>> Start

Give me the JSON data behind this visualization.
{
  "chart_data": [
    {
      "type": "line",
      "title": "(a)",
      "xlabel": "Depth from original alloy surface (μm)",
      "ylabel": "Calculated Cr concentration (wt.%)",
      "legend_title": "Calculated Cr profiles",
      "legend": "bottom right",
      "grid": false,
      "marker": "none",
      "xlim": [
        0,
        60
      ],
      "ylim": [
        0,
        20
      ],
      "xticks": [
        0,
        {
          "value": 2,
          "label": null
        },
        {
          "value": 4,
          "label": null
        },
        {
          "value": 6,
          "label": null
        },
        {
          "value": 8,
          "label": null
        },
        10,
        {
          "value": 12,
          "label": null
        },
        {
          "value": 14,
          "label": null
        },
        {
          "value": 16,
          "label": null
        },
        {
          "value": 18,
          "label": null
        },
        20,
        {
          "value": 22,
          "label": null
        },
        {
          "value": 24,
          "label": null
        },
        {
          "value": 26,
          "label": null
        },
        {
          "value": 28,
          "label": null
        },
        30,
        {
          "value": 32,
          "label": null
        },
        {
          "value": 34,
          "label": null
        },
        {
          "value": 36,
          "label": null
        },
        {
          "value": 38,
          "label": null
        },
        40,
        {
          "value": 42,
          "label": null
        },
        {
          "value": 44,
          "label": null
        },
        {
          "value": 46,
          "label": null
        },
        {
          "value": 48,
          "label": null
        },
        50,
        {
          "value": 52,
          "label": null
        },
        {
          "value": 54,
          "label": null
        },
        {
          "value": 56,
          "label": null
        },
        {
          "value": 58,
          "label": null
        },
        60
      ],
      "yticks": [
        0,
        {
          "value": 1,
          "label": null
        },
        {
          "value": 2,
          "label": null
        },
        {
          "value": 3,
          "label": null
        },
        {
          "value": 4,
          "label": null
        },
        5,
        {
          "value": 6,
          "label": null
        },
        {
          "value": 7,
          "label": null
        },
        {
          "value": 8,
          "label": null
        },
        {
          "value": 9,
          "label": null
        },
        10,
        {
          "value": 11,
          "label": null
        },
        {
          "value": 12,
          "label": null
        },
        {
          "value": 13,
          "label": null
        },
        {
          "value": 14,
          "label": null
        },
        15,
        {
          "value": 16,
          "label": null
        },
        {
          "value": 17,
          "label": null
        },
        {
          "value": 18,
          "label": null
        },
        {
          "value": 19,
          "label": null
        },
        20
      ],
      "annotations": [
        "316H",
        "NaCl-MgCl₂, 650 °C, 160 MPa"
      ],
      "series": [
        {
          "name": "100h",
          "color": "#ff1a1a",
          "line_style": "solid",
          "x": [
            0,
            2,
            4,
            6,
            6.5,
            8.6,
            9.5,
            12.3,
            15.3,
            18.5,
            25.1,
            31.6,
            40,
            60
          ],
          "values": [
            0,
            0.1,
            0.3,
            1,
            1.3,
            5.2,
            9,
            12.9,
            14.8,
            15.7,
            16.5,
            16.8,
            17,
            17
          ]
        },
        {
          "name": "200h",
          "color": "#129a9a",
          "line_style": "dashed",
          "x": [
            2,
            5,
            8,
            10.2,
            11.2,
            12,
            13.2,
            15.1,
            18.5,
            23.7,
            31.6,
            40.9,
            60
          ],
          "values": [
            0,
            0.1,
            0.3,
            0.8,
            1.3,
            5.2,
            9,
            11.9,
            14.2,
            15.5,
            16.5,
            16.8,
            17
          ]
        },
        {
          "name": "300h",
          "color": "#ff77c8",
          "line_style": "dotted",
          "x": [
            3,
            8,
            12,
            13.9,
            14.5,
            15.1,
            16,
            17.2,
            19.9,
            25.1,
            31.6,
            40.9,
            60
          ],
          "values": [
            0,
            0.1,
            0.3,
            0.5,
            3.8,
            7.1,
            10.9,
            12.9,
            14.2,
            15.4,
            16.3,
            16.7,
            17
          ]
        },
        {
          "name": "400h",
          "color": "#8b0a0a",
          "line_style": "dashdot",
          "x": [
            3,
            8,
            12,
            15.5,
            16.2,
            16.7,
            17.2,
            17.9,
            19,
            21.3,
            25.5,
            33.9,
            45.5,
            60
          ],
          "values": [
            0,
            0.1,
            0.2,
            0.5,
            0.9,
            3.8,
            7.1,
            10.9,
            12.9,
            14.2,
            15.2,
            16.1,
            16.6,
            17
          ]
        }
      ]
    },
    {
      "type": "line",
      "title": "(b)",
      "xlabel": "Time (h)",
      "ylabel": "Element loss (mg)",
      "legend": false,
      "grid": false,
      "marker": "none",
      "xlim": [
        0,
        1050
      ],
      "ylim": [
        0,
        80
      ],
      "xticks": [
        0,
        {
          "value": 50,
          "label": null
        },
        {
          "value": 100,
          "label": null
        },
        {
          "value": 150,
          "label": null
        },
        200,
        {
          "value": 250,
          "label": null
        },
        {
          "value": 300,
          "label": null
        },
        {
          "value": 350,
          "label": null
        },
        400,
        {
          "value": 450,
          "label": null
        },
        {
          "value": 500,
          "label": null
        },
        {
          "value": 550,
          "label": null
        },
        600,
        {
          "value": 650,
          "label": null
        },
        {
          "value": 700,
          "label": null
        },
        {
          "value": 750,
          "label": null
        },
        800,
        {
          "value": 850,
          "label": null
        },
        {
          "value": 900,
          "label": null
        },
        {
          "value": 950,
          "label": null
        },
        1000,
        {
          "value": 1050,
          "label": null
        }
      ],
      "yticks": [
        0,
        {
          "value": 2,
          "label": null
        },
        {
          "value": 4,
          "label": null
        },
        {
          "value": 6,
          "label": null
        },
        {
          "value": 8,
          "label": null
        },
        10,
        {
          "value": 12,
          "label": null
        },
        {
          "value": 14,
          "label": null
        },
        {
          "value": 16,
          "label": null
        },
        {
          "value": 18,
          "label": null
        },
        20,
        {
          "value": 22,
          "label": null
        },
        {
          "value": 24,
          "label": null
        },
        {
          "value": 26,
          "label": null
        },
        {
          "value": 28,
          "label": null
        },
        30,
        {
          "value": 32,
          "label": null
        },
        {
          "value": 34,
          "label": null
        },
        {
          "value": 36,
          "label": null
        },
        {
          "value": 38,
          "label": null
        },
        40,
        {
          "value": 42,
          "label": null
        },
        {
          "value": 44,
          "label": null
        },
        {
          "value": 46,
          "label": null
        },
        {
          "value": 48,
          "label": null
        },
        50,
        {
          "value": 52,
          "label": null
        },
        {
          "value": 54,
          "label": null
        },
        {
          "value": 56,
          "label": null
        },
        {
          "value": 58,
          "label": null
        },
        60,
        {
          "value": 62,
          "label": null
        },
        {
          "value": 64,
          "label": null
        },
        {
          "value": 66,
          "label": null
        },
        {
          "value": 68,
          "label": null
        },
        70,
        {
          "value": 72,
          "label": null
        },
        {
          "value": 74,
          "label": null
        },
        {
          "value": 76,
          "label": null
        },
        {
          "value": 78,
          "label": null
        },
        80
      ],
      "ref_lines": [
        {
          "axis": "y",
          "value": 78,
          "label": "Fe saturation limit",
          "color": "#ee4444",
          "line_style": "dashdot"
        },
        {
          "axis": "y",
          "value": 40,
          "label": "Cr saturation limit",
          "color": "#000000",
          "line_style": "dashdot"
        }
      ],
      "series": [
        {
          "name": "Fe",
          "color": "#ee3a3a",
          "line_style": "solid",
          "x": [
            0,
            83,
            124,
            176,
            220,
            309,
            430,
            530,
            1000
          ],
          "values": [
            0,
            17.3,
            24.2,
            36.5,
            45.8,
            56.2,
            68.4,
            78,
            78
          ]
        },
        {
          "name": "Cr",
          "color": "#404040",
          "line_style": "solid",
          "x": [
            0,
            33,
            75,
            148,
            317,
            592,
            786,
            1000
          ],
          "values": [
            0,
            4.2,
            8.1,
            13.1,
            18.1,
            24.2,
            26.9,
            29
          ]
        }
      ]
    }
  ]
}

>> End

Task brief
Which lines contain "Calculated"? Show each of them.

Full answer
      "ylabel": "Calculated Cr concentration (wt.%)",
      "legend_title": "Calculated Cr profiles",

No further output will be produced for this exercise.